* **TASK DESCRIPTION**
Pick out each line with the word "Random" from the material that follows.

INFORMATION GIVEN start

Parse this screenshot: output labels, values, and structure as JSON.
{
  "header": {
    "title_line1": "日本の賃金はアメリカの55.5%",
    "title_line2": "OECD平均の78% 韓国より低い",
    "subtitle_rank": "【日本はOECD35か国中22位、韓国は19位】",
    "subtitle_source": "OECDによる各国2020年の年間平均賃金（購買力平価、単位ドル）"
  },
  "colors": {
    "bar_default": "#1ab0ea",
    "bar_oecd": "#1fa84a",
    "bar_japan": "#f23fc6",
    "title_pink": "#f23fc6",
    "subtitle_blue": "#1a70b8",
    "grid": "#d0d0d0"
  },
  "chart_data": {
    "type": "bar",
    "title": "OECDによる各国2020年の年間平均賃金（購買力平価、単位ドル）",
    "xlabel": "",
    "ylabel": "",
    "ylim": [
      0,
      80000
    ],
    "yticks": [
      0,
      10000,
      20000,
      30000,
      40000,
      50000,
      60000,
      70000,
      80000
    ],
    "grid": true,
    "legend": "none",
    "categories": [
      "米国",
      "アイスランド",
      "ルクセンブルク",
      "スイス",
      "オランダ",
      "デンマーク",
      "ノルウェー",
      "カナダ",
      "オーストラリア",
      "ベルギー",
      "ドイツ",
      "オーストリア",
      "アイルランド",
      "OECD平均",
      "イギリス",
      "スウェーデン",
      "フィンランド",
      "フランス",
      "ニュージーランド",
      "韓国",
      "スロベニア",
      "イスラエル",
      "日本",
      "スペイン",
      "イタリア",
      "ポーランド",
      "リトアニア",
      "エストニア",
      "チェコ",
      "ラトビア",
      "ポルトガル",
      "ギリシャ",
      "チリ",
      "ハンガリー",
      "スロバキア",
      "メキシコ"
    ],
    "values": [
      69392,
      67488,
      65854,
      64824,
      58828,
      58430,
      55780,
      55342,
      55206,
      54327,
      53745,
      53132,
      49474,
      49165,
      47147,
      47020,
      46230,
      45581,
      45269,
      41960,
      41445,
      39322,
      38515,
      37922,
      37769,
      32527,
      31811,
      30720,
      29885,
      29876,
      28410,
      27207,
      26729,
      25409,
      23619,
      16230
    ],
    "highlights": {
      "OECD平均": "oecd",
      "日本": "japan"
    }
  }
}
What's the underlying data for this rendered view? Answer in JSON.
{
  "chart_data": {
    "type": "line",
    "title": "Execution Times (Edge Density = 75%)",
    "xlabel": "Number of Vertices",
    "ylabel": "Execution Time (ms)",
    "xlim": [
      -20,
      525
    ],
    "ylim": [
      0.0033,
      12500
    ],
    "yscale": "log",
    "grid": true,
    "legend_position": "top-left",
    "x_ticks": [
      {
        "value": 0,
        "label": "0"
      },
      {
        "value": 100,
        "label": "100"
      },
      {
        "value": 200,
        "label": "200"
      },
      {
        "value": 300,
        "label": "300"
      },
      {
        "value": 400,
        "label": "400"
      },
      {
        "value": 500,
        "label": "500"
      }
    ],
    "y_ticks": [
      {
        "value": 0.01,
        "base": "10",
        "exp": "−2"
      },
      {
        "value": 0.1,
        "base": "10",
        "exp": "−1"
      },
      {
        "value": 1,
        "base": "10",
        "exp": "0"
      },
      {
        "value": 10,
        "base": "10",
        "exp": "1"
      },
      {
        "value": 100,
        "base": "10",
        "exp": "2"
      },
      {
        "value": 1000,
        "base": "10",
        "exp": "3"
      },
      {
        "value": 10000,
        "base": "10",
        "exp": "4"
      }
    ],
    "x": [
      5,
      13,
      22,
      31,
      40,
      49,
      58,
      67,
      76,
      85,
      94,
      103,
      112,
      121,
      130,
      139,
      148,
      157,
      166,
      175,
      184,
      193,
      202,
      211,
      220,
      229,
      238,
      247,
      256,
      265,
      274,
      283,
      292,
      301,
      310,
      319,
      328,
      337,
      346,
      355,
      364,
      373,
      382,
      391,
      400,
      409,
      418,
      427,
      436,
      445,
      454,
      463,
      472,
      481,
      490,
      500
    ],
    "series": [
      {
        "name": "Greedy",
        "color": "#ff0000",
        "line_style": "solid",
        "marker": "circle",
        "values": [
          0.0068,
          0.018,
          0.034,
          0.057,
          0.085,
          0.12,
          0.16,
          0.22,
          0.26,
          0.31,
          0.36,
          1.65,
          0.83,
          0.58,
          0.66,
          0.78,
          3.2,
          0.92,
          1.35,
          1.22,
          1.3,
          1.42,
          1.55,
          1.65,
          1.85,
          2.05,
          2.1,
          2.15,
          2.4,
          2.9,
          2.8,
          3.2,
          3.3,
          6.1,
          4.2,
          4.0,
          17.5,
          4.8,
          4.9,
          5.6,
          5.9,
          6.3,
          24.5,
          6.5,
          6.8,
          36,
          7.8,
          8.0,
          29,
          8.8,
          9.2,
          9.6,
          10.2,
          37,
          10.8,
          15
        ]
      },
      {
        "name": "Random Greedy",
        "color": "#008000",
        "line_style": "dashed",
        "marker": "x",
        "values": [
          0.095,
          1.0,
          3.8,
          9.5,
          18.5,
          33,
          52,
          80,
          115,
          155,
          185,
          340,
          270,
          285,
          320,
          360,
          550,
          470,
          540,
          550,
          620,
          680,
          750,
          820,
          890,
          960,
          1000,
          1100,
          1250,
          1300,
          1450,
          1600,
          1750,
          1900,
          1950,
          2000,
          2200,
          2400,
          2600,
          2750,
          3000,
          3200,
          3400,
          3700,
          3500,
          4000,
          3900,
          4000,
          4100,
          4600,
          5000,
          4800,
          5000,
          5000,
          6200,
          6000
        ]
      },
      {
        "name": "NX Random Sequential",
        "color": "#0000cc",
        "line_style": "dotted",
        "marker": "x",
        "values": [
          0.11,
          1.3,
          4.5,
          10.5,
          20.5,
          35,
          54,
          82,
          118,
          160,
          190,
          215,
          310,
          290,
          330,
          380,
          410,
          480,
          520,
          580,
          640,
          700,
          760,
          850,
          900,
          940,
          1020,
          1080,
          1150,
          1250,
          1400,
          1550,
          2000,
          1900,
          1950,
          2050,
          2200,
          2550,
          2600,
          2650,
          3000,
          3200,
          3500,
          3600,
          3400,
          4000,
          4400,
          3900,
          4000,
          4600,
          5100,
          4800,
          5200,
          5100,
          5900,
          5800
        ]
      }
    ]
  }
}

INFORMATION GIVEN end

* **ANSWER IN FULL**
        "name": "Random Greedy",
        "name": "NX Random Sequential",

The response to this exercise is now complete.